Go through the material below and copy each line where the word "Level" appears.

* Data to process *
▬▬▬

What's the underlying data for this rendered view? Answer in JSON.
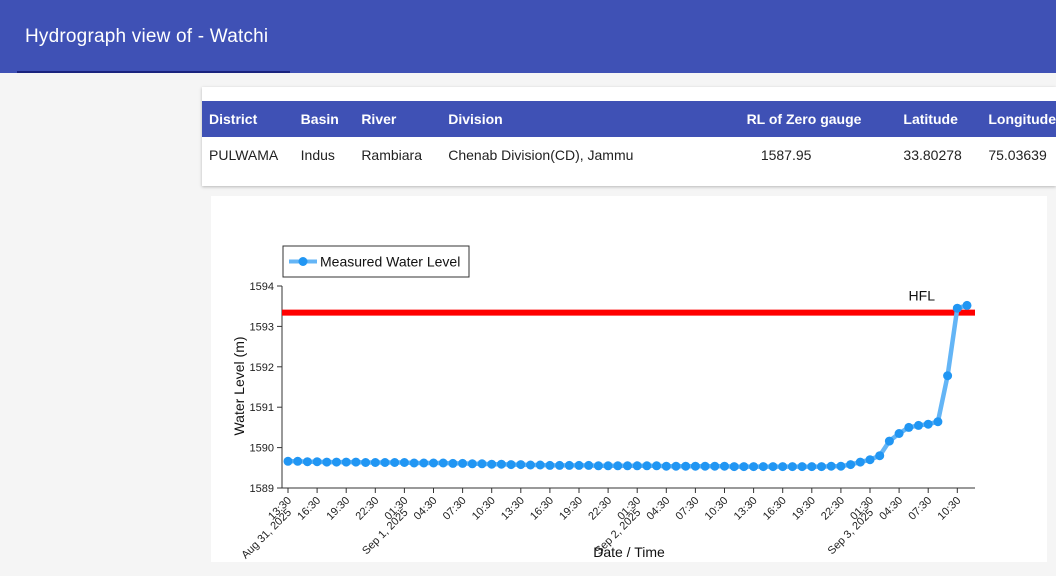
{
  "header": {
    "title": "Hydrograph view of - Watchi"
  },
  "info_table": {
    "columns": [
      "District",
      "Basin",
      "River",
      "Division",
      "RL of Zero gauge",
      "Latitude",
      "Longitude"
    ],
    "row": {
      "district": "PULWAMA",
      "basin": "Indus",
      "river": "Rambiara",
      "division": "Chenab Division(CD), Jammu",
      "rl_zero_gauge": "1587.95",
      "latitude": "33.80278",
      "longitude": "75.03639"
    }
  },
  "chart_data": {
    "type": "line",
    "xlabel": "Date / Time",
    "ylabel": "Water Level (m)",
    "ylim": [
      1589,
      1594
    ],
    "yticks": [
      1589,
      1590,
      1591,
      1592,
      1593,
      1594
    ],
    "x_start": "Aug 31, 2025 13:30",
    "x_step_hours": 1,
    "xticks": [
      {
        "label": "13:30",
        "sub": "Aug 31, 2025",
        "index": 0
      },
      {
        "label": "16:30",
        "index": 3
      },
      {
        "label": "19:30",
        "index": 6
      },
      {
        "label": "22:30",
        "index": 9
      },
      {
        "label": "01:30",
        "sub": "Sep 1, 2025",
        "index": 12
      },
      {
        "label": "04:30",
        "index": 15
      },
      {
        "label": "07:30",
        "index": 18
      },
      {
        "label": "10:30",
        "index": 21
      },
      {
        "label": "13:30",
        "index": 24
      },
      {
        "label": "16:30",
        "index": 27
      },
      {
        "label": "19:30",
        "index": 30
      },
      {
        "label": "22:30",
        "index": 33
      },
      {
        "label": "01:30",
        "sub": "Sep 2, 2025",
        "index": 36
      },
      {
        "label": "04:30",
        "index": 39
      },
      {
        "label": "07:30",
        "index": 42
      },
      {
        "label": "10:30",
        "index": 45
      },
      {
        "label": "13:30",
        "index": 48
      },
      {
        "label": "16:30",
        "index": 51
      },
      {
        "label": "19:30",
        "index": 54
      },
      {
        "label": "22:30",
        "index": 57
      },
      {
        "label": "01:30",
        "sub": "Sep 3, 2025",
        "index": 60
      },
      {
        "label": "04:30",
        "index": 63
      },
      {
        "label": "07:30",
        "index": 66
      },
      {
        "label": "10:30",
        "index": 69
      }
    ],
    "series": [
      {
        "name": "Measured Water Level",
        "color": "#2196f3",
        "line_color": "#64b5f6",
        "values": [
          1589.66,
          1589.66,
          1589.65,
          1589.65,
          1589.64,
          1589.64,
          1589.64,
          1589.64,
          1589.63,
          1589.63,
          1589.63,
          1589.63,
          1589.63,
          1589.62,
          1589.62,
          1589.62,
          1589.62,
          1589.61,
          1589.61,
          1589.6,
          1589.6,
          1589.59,
          1589.59,
          1589.58,
          1589.58,
          1589.57,
          1589.57,
          1589.56,
          1589.56,
          1589.56,
          1589.56,
          1589.56,
          1589.55,
          1589.55,
          1589.55,
          1589.55,
          1589.55,
          1589.55,
          1589.55,
          1589.54,
          1589.54,
          1589.54,
          1589.54,
          1589.54,
          1589.54,
          1589.54,
          1589.53,
          1589.53,
          1589.53,
          1589.53,
          1589.53,
          1589.53,
          1589.53,
          1589.53,
          1589.53,
          1589.53,
          1589.54,
          1589.54,
          1589.58,
          1589.64,
          1589.7,
          1589.8,
          1590.16,
          1590.35,
          1590.5,
          1590.55,
          1590.58,
          1590.64,
          1591.78,
          1593.45,
          1593.52
        ]
      }
    ],
    "reference_lines": [
      {
        "name": "HFL",
        "value": 1593.34,
        "color": "#ff0000"
      }
    ],
    "legend": {
      "position": "top-left"
    }
  }
}
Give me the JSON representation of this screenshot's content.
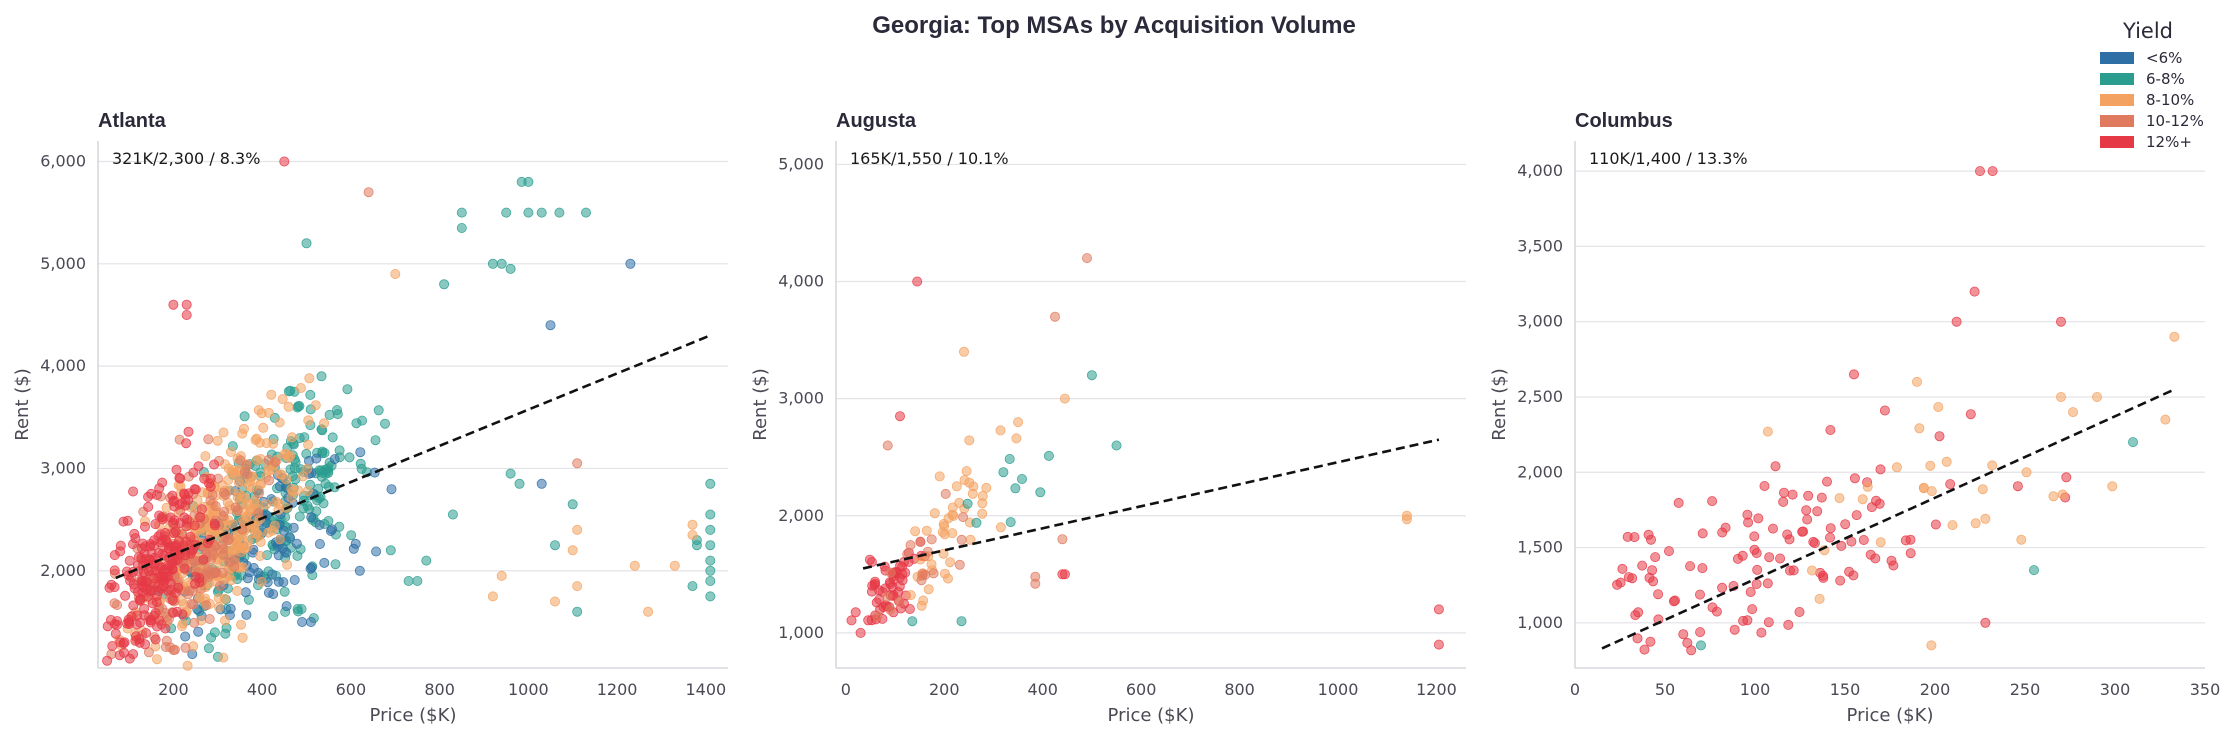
{
  "title": "Georgia: Top MSAs by Acquisition Volume",
  "legend": {
    "title": "Yield",
    "items": [
      {
        "label": "<6%",
        "color": "#2e6fa5"
      },
      {
        "label": "6-8%",
        "color": "#2a9d8f"
      },
      {
        "label": "8-10%",
        "color": "#f4a261"
      },
      {
        "label": "10-12%",
        "color": "#e07a5f"
      },
      {
        "label": "12%+",
        "color": "#e63946"
      }
    ]
  },
  "chart_data": [
    {
      "type": "scatter",
      "title": "Atlanta",
      "annotation": "321K/2,300 / 8.3%",
      "xlabel": "Price ($K)",
      "ylabel": "Rent ($)",
      "xlim": [
        30,
        1450
      ],
      "ylim": [
        1050,
        6200
      ],
      "xticks": [
        200,
        400,
        600,
        800,
        1000,
        1200,
        1400
      ],
      "xtick_labels": [
        "200",
        "400",
        "600",
        "800",
        "1000",
        "1200",
        "1400"
      ],
      "yticks": [
        2000,
        3000,
        4000,
        5000,
        6000
      ],
      "ytick_labels": [
        "2,000",
        "3,000",
        "4,000",
        "5,000",
        "6,000"
      ],
      "trend": {
        "x0": 70,
        "y0": 1930,
        "x1": 1410,
        "y1": 4300
      },
      "clusters": [
        {
          "group": 1,
          "n": 260,
          "cx": 420,
          "cy": 2550,
          "sx": 110,
          "sy": 420,
          "slope": 3.2
        },
        {
          "group": 0,
          "n": 90,
          "cx": 430,
          "cy": 2300,
          "sx": 120,
          "sy": 350,
          "slope": 2.5
        },
        {
          "group": 2,
          "n": 320,
          "cx": 310,
          "cy": 2400,
          "sx": 90,
          "sy": 420,
          "slope": 4.0
        },
        {
          "group": 3,
          "n": 160,
          "cx": 240,
          "cy": 2150,
          "sx": 80,
          "sy": 380,
          "slope": 4.0
        },
        {
          "group": 4,
          "n": 230,
          "cx": 170,
          "cy": 2050,
          "sx": 60,
          "sy": 380,
          "slope": 5.0
        }
      ],
      "points": [
        {
          "group": 4,
          "x": 450,
          "y": 6000
        },
        {
          "group": 3,
          "x": 640,
          "y": 5700
        },
        {
          "group": 1,
          "x": 985,
          "y": 5800
        },
        {
          "group": 1,
          "x": 1000,
          "y": 5800
        },
        {
          "group": 1,
          "x": 850,
          "y": 5500
        },
        {
          "group": 1,
          "x": 950,
          "y": 5500
        },
        {
          "group": 1,
          "x": 1000,
          "y": 5500
        },
        {
          "group": 1,
          "x": 1030,
          "y": 5500
        },
        {
          "group": 1,
          "x": 1070,
          "y": 5500
        },
        {
          "group": 1,
          "x": 1130,
          "y": 5500
        },
        {
          "group": 1,
          "x": 850,
          "y": 5350
        },
        {
          "group": 1,
          "x": 500,
          "y": 5200
        },
        {
          "group": 0,
          "x": 1230,
          "y": 5000
        },
        {
          "group": 1,
          "x": 920,
          "y": 5000
        },
        {
          "group": 1,
          "x": 940,
          "y": 5000
        },
        {
          "group": 1,
          "x": 960,
          "y": 4950
        },
        {
          "group": 1,
          "x": 810,
          "y": 4800
        },
        {
          "group": 4,
          "x": 200,
          "y": 4600
        },
        {
          "group": 4,
          "x": 230,
          "y": 4600
        },
        {
          "group": 4,
          "x": 230,
          "y": 4500
        },
        {
          "group": 0,
          "x": 1050,
          "y": 4400
        },
        {
          "group": 2,
          "x": 700,
          "y": 4900
        },
        {
          "group": 1,
          "x": 1410,
          "y": 2850
        },
        {
          "group": 1,
          "x": 1410,
          "y": 2550
        },
        {
          "group": 1,
          "x": 1410,
          "y": 2400
        },
        {
          "group": 1,
          "x": 1410,
          "y": 2250
        },
        {
          "group": 1,
          "x": 1410,
          "y": 2100
        },
        {
          "group": 1,
          "x": 1410,
          "y": 2000
        },
        {
          "group": 1,
          "x": 1410,
          "y": 1900
        },
        {
          "group": 1,
          "x": 1410,
          "y": 1750
        },
        {
          "group": 1,
          "x": 1380,
          "y": 2300
        },
        {
          "group": 1,
          "x": 1380,
          "y": 2250
        },
        {
          "group": 2,
          "x": 1370,
          "y": 2450
        },
        {
          "group": 2,
          "x": 1370,
          "y": 2350
        },
        {
          "group": 1,
          "x": 1370,
          "y": 1850
        },
        {
          "group": 2,
          "x": 1330,
          "y": 2050
        },
        {
          "group": 2,
          "x": 1270,
          "y": 1600
        },
        {
          "group": 2,
          "x": 1240,
          "y": 2050
        },
        {
          "group": 1,
          "x": 1100,
          "y": 2650
        },
        {
          "group": 3,
          "x": 1110,
          "y": 3050
        },
        {
          "group": 2,
          "x": 1110,
          "y": 2400
        },
        {
          "group": 2,
          "x": 1100,
          "y": 2200
        },
        {
          "group": 2,
          "x": 1110,
          "y": 1850
        },
        {
          "group": 1,
          "x": 1110,
          "y": 1600
        },
        {
          "group": 2,
          "x": 1060,
          "y": 1700
        },
        {
          "group": 1,
          "x": 1060,
          "y": 2250
        },
        {
          "group": 0,
          "x": 1030,
          "y": 2850
        },
        {
          "group": 1,
          "x": 960,
          "y": 2950
        },
        {
          "group": 1,
          "x": 980,
          "y": 2850
        },
        {
          "group": 2,
          "x": 940,
          "y": 1950
        },
        {
          "group": 2,
          "x": 920,
          "y": 1750
        },
        {
          "group": 1,
          "x": 830,
          "y": 2550
        },
        {
          "group": 1,
          "x": 770,
          "y": 2100
        },
        {
          "group": 1,
          "x": 730,
          "y": 1900
        },
        {
          "group": 1,
          "x": 750,
          "y": 1900
        },
        {
          "group": 0,
          "x": 620,
          "y": 2000
        },
        {
          "group": 1,
          "x": 690,
          "y": 2200
        },
        {
          "group": 0,
          "x": 490,
          "y": 1500
        },
        {
          "group": 0,
          "x": 510,
          "y": 1500
        },
        {
          "group": 4,
          "x": 90,
          "y": 1300
        },
        {
          "group": 4,
          "x": 80,
          "y": 1300
        }
      ]
    },
    {
      "type": "scatter",
      "title": "Augusta",
      "annotation": "165K/1,550 / 10.1%",
      "xlabel": "Price ($K)",
      "ylabel": "Rent ($)",
      "xlim": [
        -20,
        1260
      ],
      "ylim": [
        700,
        5200
      ],
      "xticks": [
        0,
        200,
        400,
        600,
        800,
        1000,
        1200
      ],
      "xtick_labels": [
        "0",
        "200",
        "400",
        "600",
        "800",
        "1000",
        "1200"
      ],
      "yticks": [
        1000,
        2000,
        3000,
        4000,
        5000
      ],
      "ytick_labels": [
        "1,000",
        "2,000",
        "3,000",
        "4,000",
        "5,000"
      ],
      "trend": {
        "x0": 35,
        "y0": 1550,
        "x1": 1205,
        "y1": 2650
      },
      "clusters": [
        {
          "group": 4,
          "n": 60,
          "cx": 95,
          "cy": 1400,
          "sx": 35,
          "sy": 170,
          "slope": 3.0
        },
        {
          "group": 2,
          "n": 45,
          "cx": 215,
          "cy": 1850,
          "sx": 55,
          "sy": 230,
          "slope": 5.0
        },
        {
          "group": 3,
          "n": 18,
          "cx": 160,
          "cy": 1600,
          "sx": 50,
          "sy": 200,
          "slope": 4.0
        },
        {
          "group": 1,
          "n": 8,
          "cx": 340,
          "cy": 2200,
          "sx": 40,
          "sy": 150,
          "slope": 3.0
        }
      ],
      "points": [
        {
          "group": 3,
          "x": 490,
          "y": 4200
        },
        {
          "group": 4,
          "x": 145,
          "y": 4000
        },
        {
          "group": 3,
          "x": 425,
          "y": 3700
        },
        {
          "group": 2,
          "x": 240,
          "y": 3400
        },
        {
          "group": 1,
          "x": 500,
          "y": 3200
        },
        {
          "group": 2,
          "x": 445,
          "y": 3000
        },
        {
          "group": 4,
          "x": 110,
          "y": 2850
        },
        {
          "group": 2,
          "x": 350,
          "y": 2800
        },
        {
          "group": 1,
          "x": 550,
          "y": 2600
        },
        {
          "group": 3,
          "x": 85,
          "y": 2600
        },
        {
          "group": 1,
          "x": 395,
          "y": 2200
        },
        {
          "group": 3,
          "x": 440,
          "y": 1800
        },
        {
          "group": 2,
          "x": 1140,
          "y": 2000
        },
        {
          "group": 2,
          "x": 1140,
          "y": 1970
        },
        {
          "group": 4,
          "x": 440,
          "y": 1500
        },
        {
          "group": 4,
          "x": 445,
          "y": 1500
        },
        {
          "group": 3,
          "x": 385,
          "y": 1480
        },
        {
          "group": 3,
          "x": 385,
          "y": 1420
        },
        {
          "group": 1,
          "x": 235,
          "y": 1100
        },
        {
          "group": 1,
          "x": 135,
          "y": 1100
        },
        {
          "group": 4,
          "x": 1205,
          "y": 1200
        },
        {
          "group": 4,
          "x": 1205,
          "y": 900
        },
        {
          "group": 4,
          "x": 30,
          "y": 1000
        }
      ]
    },
    {
      "type": "scatter",
      "title": "Columbus",
      "annotation": "110K/1,400 / 13.3%",
      "xlabel": "Price ($K)",
      "ylabel": "Rent ($)",
      "xlim": [
        0,
        350
      ],
      "ylim": [
        700,
        4200
      ],
      "xticks": [
        0,
        50,
        100,
        150,
        200,
        250,
        300,
        350
      ],
      "xtick_labels": [
        "0",
        "50",
        "100",
        "150",
        "200",
        "250",
        "300",
        "350"
      ],
      "yticks": [
        1000,
        1500,
        2000,
        2500,
        3000,
        3500,
        4000
      ],
      "ytick_labels": [
        "1,000",
        "1,500",
        "2,000",
        "2,500",
        "3,000",
        "3,500",
        "4,000"
      ],
      "trend": {
        "x0": 15,
        "y0": 830,
        "x1": 333,
        "y1": 2550
      },
      "clusters": [
        {
          "group": 4,
          "n": 120,
          "cx": 110,
          "cy": 1450,
          "sx": 55,
          "sy": 260,
          "slope": 4.5
        },
        {
          "group": 2,
          "n": 28,
          "cx": 200,
          "cy": 1850,
          "sx": 55,
          "sy": 280,
          "slope": 4.0
        }
      ],
      "points": [
        {
          "group": 4,
          "x": 225,
          "y": 4000
        },
        {
          "group": 4,
          "x": 232,
          "y": 4000
        },
        {
          "group": 4,
          "x": 222,
          "y": 3200
        },
        {
          "group": 4,
          "x": 270,
          "y": 3000
        },
        {
          "group": 4,
          "x": 212,
          "y": 3000
        },
        {
          "group": 2,
          "x": 333,
          "y": 2900
        },
        {
          "group": 4,
          "x": 155,
          "y": 2650
        },
        {
          "group": 2,
          "x": 190,
          "y": 2600
        },
        {
          "group": 2,
          "x": 270,
          "y": 2500
        },
        {
          "group": 2,
          "x": 290,
          "y": 2500
        },
        {
          "group": 2,
          "x": 328,
          "y": 2350
        },
        {
          "group": 1,
          "x": 310,
          "y": 2200
        },
        {
          "group": 1,
          "x": 255,
          "y": 1350
        },
        {
          "group": 4,
          "x": 228,
          "y": 1000
        },
        {
          "group": 2,
          "x": 198,
          "y": 850
        },
        {
          "group": 1,
          "x": 70,
          "y": 850
        }
      ]
    }
  ]
}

▬▬▬

* Answer to this exercise *
    "ylabel": "Water Level (m)",
        "name": "Measured Water Level",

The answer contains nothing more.